Records from a collection
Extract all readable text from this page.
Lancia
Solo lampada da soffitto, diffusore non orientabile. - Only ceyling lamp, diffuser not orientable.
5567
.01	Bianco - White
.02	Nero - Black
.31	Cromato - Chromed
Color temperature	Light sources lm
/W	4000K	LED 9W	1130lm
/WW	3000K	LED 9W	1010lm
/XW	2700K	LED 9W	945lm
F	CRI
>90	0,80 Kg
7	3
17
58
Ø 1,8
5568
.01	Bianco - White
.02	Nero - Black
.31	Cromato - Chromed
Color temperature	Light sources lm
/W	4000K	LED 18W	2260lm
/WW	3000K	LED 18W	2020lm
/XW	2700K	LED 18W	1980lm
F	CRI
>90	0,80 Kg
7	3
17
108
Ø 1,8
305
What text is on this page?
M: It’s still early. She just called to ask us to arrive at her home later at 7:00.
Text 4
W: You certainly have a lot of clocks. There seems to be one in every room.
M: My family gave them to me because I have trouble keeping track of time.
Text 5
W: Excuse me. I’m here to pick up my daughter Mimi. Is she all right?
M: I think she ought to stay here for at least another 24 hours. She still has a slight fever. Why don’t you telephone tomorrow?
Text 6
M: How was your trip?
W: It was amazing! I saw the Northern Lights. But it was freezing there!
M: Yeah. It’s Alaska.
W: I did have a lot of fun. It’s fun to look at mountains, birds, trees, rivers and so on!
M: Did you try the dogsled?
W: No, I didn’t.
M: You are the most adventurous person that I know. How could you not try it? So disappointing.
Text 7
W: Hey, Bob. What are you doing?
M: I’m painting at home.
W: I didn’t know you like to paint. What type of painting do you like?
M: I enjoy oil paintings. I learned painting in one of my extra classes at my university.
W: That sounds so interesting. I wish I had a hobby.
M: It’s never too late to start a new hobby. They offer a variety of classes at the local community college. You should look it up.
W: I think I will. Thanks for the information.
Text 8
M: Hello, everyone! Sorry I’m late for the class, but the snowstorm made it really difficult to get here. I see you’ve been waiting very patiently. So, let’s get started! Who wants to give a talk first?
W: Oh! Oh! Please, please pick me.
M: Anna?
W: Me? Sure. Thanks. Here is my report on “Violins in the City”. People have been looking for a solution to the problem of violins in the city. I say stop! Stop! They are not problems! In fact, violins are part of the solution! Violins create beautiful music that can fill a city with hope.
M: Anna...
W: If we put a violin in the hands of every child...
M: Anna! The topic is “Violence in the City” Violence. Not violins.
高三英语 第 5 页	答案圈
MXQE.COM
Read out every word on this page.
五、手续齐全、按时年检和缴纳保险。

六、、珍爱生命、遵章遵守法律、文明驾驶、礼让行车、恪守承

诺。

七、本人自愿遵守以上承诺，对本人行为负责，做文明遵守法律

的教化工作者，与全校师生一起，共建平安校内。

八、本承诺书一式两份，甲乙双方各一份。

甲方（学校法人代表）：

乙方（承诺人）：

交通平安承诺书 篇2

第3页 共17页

WHAT NEEDS TO BE DONE
Write out the data exactly as it stands.

EXPECTED ANSWER
Extract all readable text from this page.
Lancia
Solo lampada da soffitto, diffusore non orientabile. - Only ceyling lamp, diffuser not orientable.
5567
.01	Bianco - White
.02	Nero - Black
.31	Cromato - Chromed
Color temperature	Light sources lm
/W	4000K	LED 9W	1130lm
/WW	3000K	LED 9W	1010lm
/XW	2700K	LED 9W	945lm
F	CRI
>90	0,80 Kg
7	3
17
58
Ø 1,8
5568
.01	Bianco - White
.02	Nero - Black
.31	Cromato - Chromed
Color temperature	Light sources lm
/W	4000K	LED 18W	2260lm
/WW	3000K	LED 18W	2020lm
/XW	2700K	LED 18W	1980lm
F	CRI
>90	0,80 Kg
7	3
17
108
Ø 1,8
305
What text is on this page?
M: It’s still early. She just called to ask us to arrive at her home later at 7:00.
Text 4
W: You certainly have a lot of clocks. There seems to be one in every room.
M: My family gave them to me because I have trouble keeping track of time.
Text 5
W: Excuse me. I’m here to pick up my daughter Mimi. Is she all right?
M: I think she ought to stay here for at least another 24 hours. She still has a slight fever. Why don’t you telephone tomorrow?
Text 6
M: How was your trip?
W: It was amazing! I saw the Northern Lights. But it was freezing there!
M: Yeah. It’s Alaska.
W: I did have a lot of fun. It’s fun to look at mountains, birds, trees, rivers and so on!
M: Did you try the dogsled?
W: No, I didn’t.
M: You are the most adventurous person that I know. How could you not try it? So disappointing.
Text 7
W: Hey, Bob. What are you doing?
M: I’m painting at home.
W: I didn’t know you like to paint. What type of painting do you like?
M: I enjoy oil paintings. I learned painting in one of my extra classes at my university.
W: That sounds so interesting. I wish I had a hobby.
M: It’s never too late to start a new hobby. They offer a variety of classes at the local community college. You should look it up.
W: I think I will. Thanks for the information.
Text 8
M: Hello, everyone! Sorry I’m late for the class, but the snowstorm made it really difficult to get here. I see you’ve been waiting very patiently. So, let’s get started! Who wants to give a talk first?
W: Oh! Oh! Please, please pick me.
M: Anna?
W: Me? Sure. Thanks. Here is my report on “Violins in the City”. People have been looking for a solution to the problem of violins in the city. I say stop! Stop! They are not problems! In fact, violins are part of the solution! Violins create beautiful music that can fill a city with hope.
M: Anna...
W: If we put a violin in the hands of every child...
M: Anna! The topic is “Violence in the City” Violence. Not violins.
高三英语 第 5 页	答案圈
MXQE.COM
Read out every word on this page.
五、手续齐全、按时年检和缴纳保险。

六、、珍爱生命、遵章遵守法律、文明驾驶、礼让行车、恪守承

诺。

七、本人自愿遵守以上承诺，对本人行为负责，做文明遵守法律

的教化工作者，与全校师生一起，共建平安校内。

八、本承诺书一式两份，甲乙双方各一份。

甲方（学校法人代表）：

乙方（承诺人）：

交通平安承诺书 篇2

第3页 共17页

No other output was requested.